• What you should do:
Pull every line of the entries that has the word "trajectory".

start Exercise input

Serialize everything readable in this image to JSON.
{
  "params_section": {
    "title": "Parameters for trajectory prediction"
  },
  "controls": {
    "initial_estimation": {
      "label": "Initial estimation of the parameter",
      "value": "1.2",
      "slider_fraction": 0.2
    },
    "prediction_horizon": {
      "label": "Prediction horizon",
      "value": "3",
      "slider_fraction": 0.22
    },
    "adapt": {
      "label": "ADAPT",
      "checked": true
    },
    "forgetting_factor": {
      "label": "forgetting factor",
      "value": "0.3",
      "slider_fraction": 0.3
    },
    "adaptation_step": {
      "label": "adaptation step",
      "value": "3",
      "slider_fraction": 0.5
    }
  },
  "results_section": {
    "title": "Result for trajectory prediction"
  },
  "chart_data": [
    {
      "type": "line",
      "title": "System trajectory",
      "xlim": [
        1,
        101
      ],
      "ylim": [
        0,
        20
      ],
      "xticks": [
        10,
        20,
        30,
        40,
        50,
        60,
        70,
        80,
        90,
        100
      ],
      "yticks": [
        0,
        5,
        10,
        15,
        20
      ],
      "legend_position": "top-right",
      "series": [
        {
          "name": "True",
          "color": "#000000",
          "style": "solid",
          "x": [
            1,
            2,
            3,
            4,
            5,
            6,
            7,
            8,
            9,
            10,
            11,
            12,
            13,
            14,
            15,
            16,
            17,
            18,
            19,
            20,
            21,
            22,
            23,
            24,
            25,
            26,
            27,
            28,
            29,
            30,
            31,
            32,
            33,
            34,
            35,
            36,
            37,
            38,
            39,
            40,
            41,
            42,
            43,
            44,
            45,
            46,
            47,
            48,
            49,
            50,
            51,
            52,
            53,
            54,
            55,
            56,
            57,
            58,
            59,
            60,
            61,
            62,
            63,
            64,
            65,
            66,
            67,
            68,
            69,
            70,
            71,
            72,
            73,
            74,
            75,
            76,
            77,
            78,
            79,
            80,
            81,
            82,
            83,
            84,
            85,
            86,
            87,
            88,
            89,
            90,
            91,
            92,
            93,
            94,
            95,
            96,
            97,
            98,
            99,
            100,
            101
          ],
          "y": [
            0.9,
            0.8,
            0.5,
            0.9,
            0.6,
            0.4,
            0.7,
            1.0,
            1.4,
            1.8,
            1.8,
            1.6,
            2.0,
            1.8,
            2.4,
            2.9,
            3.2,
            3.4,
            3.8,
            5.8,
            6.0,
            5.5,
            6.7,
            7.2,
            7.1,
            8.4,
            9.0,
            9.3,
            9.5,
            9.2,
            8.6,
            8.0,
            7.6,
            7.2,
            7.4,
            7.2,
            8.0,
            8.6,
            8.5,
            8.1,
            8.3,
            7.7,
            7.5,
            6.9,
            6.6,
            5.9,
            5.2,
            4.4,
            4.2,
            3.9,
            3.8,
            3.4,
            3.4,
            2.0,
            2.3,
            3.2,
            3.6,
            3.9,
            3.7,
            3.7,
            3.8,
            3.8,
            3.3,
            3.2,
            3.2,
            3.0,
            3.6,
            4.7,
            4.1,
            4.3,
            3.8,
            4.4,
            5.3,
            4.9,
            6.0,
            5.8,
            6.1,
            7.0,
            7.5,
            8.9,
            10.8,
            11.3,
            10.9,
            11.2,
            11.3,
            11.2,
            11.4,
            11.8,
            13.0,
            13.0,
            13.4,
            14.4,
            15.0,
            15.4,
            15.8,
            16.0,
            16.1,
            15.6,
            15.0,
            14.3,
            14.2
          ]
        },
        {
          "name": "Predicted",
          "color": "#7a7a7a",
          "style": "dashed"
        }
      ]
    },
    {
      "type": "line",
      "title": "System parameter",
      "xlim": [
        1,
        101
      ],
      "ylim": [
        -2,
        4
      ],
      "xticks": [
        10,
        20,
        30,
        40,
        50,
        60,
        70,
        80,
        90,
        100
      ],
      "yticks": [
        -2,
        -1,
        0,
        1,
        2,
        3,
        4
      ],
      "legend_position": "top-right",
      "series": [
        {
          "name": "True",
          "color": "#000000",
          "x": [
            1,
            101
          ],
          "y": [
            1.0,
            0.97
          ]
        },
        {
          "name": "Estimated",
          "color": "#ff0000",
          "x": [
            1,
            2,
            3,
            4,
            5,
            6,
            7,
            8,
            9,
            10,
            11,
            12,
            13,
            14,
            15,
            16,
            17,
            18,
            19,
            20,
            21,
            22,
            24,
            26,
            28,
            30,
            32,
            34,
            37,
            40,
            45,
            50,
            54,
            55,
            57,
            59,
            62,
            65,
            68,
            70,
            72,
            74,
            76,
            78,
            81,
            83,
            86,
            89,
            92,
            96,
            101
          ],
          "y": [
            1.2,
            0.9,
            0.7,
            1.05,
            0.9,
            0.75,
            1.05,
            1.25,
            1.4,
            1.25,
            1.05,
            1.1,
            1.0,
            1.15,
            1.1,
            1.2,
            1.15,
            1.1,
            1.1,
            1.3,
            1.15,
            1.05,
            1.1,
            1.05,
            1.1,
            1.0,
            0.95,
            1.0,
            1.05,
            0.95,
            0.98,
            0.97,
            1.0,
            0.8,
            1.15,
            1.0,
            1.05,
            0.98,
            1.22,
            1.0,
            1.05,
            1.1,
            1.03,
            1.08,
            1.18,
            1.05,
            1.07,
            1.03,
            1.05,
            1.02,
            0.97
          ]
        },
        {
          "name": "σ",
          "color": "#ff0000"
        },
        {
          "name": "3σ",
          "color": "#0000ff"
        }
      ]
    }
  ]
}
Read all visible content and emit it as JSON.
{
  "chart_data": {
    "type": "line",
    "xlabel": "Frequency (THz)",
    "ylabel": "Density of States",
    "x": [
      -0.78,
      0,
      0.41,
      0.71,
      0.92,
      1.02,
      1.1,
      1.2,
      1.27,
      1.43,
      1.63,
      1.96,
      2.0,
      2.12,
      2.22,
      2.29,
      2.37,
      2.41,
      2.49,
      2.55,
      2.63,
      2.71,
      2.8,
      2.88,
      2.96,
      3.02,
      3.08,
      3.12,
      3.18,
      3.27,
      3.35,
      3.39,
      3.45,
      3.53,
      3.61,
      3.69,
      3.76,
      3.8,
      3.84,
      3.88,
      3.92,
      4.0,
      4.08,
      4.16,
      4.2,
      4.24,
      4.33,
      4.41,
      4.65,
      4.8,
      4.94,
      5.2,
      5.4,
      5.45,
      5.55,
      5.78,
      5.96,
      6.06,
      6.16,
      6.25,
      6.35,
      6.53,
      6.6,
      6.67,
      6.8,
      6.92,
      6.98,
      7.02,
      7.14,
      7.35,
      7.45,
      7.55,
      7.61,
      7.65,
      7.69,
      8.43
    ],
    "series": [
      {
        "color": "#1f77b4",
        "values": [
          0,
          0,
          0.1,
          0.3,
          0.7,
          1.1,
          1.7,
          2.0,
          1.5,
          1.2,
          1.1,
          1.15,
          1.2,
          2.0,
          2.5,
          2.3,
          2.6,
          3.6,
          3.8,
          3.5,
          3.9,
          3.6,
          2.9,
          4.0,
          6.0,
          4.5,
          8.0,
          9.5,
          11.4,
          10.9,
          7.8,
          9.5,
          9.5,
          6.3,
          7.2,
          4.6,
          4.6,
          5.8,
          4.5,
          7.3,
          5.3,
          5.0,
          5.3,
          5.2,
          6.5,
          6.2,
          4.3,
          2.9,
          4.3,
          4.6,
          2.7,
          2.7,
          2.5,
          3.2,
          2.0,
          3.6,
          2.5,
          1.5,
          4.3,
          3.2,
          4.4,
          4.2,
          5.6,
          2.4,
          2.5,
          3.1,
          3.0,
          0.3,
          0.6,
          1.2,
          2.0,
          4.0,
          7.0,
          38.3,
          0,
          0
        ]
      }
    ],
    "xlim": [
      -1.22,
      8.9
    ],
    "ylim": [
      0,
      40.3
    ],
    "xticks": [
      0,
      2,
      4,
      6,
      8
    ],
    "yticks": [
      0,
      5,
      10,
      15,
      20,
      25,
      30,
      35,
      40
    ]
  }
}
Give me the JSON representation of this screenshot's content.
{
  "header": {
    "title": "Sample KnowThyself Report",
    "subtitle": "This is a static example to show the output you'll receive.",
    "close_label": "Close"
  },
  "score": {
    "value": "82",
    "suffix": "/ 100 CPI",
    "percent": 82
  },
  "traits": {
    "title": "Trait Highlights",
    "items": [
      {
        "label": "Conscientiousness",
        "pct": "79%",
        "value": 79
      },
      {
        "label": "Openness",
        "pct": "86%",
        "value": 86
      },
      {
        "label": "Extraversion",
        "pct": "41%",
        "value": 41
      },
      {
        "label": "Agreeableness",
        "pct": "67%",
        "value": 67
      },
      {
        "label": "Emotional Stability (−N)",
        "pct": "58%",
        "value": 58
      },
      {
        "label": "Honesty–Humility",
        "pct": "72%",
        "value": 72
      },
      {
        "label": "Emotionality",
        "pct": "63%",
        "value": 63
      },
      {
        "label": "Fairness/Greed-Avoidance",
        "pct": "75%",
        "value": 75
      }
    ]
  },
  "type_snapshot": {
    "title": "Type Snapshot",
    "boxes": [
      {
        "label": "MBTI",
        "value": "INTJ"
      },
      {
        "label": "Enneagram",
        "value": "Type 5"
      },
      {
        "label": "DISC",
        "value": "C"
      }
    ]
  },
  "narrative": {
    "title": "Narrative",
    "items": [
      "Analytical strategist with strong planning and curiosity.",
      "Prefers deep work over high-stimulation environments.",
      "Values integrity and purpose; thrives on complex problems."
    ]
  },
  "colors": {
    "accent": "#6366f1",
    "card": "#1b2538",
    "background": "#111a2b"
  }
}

end Exercise input

• Exercise result:
    "title": "Parameters for trajectory prediction"
    "title": "Result for trajectory prediction"
      "title": "System trajectory",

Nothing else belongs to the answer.